** START **

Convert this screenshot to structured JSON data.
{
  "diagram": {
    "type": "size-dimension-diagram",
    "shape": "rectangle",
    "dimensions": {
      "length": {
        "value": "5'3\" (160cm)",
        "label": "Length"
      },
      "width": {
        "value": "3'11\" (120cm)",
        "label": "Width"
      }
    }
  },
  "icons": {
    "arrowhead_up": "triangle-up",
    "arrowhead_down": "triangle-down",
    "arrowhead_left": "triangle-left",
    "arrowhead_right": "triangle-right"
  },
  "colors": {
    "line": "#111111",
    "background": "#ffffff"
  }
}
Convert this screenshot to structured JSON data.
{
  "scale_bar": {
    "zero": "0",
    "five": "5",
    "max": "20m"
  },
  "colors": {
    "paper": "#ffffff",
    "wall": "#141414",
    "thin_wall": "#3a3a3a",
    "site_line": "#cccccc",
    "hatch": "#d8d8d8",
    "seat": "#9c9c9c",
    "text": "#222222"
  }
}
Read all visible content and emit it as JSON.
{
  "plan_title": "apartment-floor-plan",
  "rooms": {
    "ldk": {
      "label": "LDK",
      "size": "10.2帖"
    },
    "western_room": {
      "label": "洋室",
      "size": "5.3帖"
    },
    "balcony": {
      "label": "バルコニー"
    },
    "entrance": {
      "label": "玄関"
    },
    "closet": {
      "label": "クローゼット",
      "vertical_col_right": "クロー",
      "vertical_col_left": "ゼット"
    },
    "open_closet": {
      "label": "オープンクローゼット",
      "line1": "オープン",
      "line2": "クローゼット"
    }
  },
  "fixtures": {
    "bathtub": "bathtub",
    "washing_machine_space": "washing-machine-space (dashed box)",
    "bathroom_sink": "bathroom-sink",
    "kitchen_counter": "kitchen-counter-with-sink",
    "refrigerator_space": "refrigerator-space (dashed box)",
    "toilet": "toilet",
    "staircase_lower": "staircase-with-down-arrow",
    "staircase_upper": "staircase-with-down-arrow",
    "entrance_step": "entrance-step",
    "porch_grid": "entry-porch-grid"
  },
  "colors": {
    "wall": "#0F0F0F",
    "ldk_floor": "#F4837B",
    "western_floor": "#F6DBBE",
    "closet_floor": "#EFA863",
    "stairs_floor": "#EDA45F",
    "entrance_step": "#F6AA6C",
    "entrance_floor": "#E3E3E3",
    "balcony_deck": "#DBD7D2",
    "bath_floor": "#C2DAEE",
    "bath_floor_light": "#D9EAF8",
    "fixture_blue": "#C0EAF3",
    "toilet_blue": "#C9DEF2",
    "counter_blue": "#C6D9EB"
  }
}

** END **

* **What needs to be done**
Write the entries again, exactly as they stand.

* **Solution**
Convert this screenshot to structured JSON data.
{
  "diagram": {
    "type": "size-dimension-diagram",
    "shape": "rectangle",
    "dimensions": {
      "length": {
        "value": "5'3\" (160cm)",
        "label": "Length"
      },
      "width": {
        "value": "3'11\" (120cm)",
        "label": "Width"
      }
    }
  },
  "icons": {
    "arrowhead_up": "triangle-up",
    "arrowhead_down": "triangle-down",
    "arrowhead_left": "triangle-left",
    "arrowhead_right": "triangle-right"
  },
  "colors": {
    "line": "#111111",
    "background": "#ffffff"
  }
}
Convert this screenshot to structured JSON data.
{
  "scale_bar": {
    "zero": "0",
    "five": "5",
    "max": "20m"
  },
  "colors": {
    "paper": "#ffffff",
    "wall": "#141414",
    "thin_wall": "#3a3a3a",
    "site_line": "#cccccc",
    "hatch": "#d8d8d8",
    "seat": "#9c9c9c",
    "text": "#222222"
  }
}
Read all visible content and emit it as JSON.
{
  "plan_title": "apartment-floor-plan",
  "rooms": {
    "ldk": {
      "label": "LDK",
      "size": "10.2帖"
    },
    "western_room": {
      "label": "洋室",
      "size": "5.3帖"
    },
    "balcony": {
      "label": "バルコニー"
    },
    "entrance": {
      "label": "玄関"
    },
    "closet": {
      "label": "クローゼット",
      "vertical_col_right": "クロー",
      "vertical_col_left": "ゼット"
    },
    "open_closet": {
      "label": "オープンクローゼット",
      "line1": "オープン",
      "line2": "クローゼット"
    }
  },
  "fixtures": {
    "bathtub": "bathtub",
    "washing_machine_space": "washing-machine-space (dashed box)",
    "bathroom_sink": "bathroom-sink",
    "kitchen_counter": "kitchen-counter-with-sink",
    "refrigerator_space": "refrigerator-space (dashed box)",
    "toilet": "toilet",
    "staircase_lower": "staircase-with-down-arrow",
    "staircase_upper": "staircase-with-down-arrow",
    "entrance_step": "entrance-step",
    "porch_grid": "entry-porch-grid"
  },
  "colors": {
    "wall": "#0F0F0F",
    "ldk_floor": "#F4837B",
    "western_floor": "#F6DBBE",
    "closet_floor": "#EFA863",
    "stairs_floor": "#EDA45F",
    "entrance_step": "#F6AA6C",
    "entrance_floor": "#E3E3E3",
    "balcony_deck": "#DBD7D2",
    "bath_floor": "#C2DAEE",
    "bath_floor_light": "#D9EAF8",
    "fixture_blue": "#C0EAF3",
    "toilet_blue": "#C9DEF2",
    "counter_blue": "#C6D9EB"
  }
}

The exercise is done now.